Pull every line from the records below and reproduce each one unchanged, keeping the original order.

** Begin Material **

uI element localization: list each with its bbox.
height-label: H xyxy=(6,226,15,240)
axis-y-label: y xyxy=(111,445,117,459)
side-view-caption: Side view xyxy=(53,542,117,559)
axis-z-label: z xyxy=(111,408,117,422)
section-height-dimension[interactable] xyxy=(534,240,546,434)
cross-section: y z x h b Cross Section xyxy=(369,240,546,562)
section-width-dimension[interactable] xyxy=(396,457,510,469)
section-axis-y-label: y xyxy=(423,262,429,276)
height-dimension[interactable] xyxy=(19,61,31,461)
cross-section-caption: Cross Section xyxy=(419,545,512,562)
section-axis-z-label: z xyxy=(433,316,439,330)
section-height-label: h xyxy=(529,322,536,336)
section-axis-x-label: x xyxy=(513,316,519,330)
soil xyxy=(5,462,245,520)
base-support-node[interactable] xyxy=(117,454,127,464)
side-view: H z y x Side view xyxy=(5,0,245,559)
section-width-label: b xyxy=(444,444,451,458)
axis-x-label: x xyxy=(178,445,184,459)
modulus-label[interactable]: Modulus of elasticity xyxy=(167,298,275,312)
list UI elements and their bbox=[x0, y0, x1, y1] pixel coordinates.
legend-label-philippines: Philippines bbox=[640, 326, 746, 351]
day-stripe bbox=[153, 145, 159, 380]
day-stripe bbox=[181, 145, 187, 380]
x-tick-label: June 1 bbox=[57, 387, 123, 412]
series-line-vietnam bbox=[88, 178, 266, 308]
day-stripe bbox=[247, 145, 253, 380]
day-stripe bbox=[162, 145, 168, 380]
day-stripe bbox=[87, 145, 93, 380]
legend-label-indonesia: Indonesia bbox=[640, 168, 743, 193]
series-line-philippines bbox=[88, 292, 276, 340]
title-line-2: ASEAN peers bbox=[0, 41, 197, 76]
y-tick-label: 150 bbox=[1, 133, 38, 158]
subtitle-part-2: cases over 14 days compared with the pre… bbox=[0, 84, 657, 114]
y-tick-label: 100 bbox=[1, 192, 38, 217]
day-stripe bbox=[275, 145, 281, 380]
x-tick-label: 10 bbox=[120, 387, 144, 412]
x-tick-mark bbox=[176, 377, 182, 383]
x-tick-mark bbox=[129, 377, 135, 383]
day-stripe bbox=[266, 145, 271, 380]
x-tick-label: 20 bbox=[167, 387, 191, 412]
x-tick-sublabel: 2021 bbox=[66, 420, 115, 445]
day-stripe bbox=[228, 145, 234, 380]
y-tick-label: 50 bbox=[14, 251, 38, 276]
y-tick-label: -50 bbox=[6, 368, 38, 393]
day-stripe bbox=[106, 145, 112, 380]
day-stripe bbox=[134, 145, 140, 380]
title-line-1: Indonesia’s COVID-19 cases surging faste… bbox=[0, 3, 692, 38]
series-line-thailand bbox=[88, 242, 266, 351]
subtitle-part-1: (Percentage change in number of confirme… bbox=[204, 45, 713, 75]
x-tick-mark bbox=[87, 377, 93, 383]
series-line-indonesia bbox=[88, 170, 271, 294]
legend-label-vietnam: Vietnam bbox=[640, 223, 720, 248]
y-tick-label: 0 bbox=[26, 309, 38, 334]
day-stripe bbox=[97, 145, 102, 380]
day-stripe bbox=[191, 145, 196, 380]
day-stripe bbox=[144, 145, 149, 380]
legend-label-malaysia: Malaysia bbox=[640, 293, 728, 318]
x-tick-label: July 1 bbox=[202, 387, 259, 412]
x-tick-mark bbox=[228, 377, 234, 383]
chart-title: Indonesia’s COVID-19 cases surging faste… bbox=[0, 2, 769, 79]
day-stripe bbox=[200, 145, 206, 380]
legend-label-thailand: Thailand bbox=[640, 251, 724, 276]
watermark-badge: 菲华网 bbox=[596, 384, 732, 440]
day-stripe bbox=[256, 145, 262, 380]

** End Material **

_Written solution_
uI element localization: list each with its bbox.
height-label: H xyxy=(6,226,15,240)
axis-y-label: y xyxy=(111,445,117,459)
side-view-caption: Side view xyxy=(53,542,117,559)
axis-z-label: z xyxy=(111,408,117,422)
section-height-dimension[interactable] xyxy=(534,240,546,434)
cross-section: y z x h b Cross Section xyxy=(369,240,546,562)
section-width-dimension[interactable] xyxy=(396,457,510,469)
section-axis-y-label: y xyxy=(423,262,429,276)
height-dimension[interactable] xyxy=(19,61,31,461)
cross-section-caption: Cross Section xyxy=(419,545,512,562)
section-axis-z-label: z xyxy=(433,316,439,330)
section-height-label: h xyxy=(529,322,536,336)
section-axis-x-label: x xyxy=(513,316,519,330)
soil xyxy=(5,462,245,520)
base-support-node[interactable] xyxy=(117,454,127,464)
side-view: H z y x Side view xyxy=(5,0,245,559)
section-width-label: b xyxy=(444,444,451,458)
axis-x-label: x xyxy=(178,445,184,459)
modulus-label[interactable]: Modulus of elasticity xyxy=(167,298,275,312)
list UI elements and their bbox=[x0, y0, x1, y1] pixel coordinates.
legend-label-philippines: Philippines bbox=[640, 326, 746, 351]
day-stripe bbox=[153, 145, 159, 380]
day-stripe bbox=[181, 145, 187, 380]
x-tick-label: June 1 bbox=[57, 387, 123, 412]
series-line-vietnam bbox=[88, 178, 266, 308]
day-stripe bbox=[247, 145, 253, 380]
day-stripe bbox=[162, 145, 168, 380]
day-stripe bbox=[87, 145, 93, 380]
legend-label-indonesia: Indonesia bbox=[640, 168, 743, 193]
series-line-philippines bbox=[88, 292, 276, 340]
title-line-2: ASEAN peers bbox=[0, 41, 197, 76]
y-tick-label: 150 bbox=[1, 133, 38, 158]
subtitle-part-2: cases over 14 days compared with the pre… bbox=[0, 84, 657, 114]
y-tick-label: 100 bbox=[1, 192, 38, 217]
day-stripe bbox=[275, 145, 281, 380]
x-tick-label: 10 bbox=[120, 387, 144, 412]
x-tick-mark bbox=[176, 377, 182, 383]
x-tick-mark bbox=[129, 377, 135, 383]
day-stripe bbox=[266, 145, 271, 380]
x-tick-label: 20 bbox=[167, 387, 191, 412]
x-tick-sublabel: 2021 bbox=[66, 420, 115, 445]
day-stripe bbox=[228, 145, 234, 380]
y-tick-label: 50 bbox=[14, 251, 38, 276]
y-tick-label: -50 bbox=[6, 368, 38, 393]
day-stripe bbox=[106, 145, 112, 380]
day-stripe bbox=[134, 145, 140, 380]
title-line-1: Indonesia’s COVID-19 cases surging faste… bbox=[0, 3, 692, 38]
series-line-thailand bbox=[88, 242, 266, 351]
subtitle-part-1: (Percentage change in number of confirme… bbox=[204, 45, 713, 75]
x-tick-mark bbox=[87, 377, 93, 383]
series-line-indonesia bbox=[88, 170, 271, 294]
legend-label-vietnam: Vietnam bbox=[640, 223, 720, 248]
y-tick-label: 0 bbox=[26, 309, 38, 334]
day-stripe bbox=[97, 145, 102, 380]
day-stripe bbox=[191, 145, 196, 380]
day-stripe bbox=[144, 145, 149, 380]
legend-label-malaysia: Malaysia bbox=[640, 293, 728, 318]
x-tick-label: July 1 bbox=[202, 387, 259, 412]
x-tick-mark bbox=[228, 377, 234, 383]
chart-title: Indonesia’s COVID-19 cases surging faste… bbox=[0, 2, 769, 79]
day-stripe bbox=[200, 145, 206, 380]
legend-label-thailand: Thailand bbox=[640, 251, 724, 276]
watermark-badge: 菲华网 bbox=[596, 384, 732, 440]
day-stripe bbox=[256, 145, 262, 380]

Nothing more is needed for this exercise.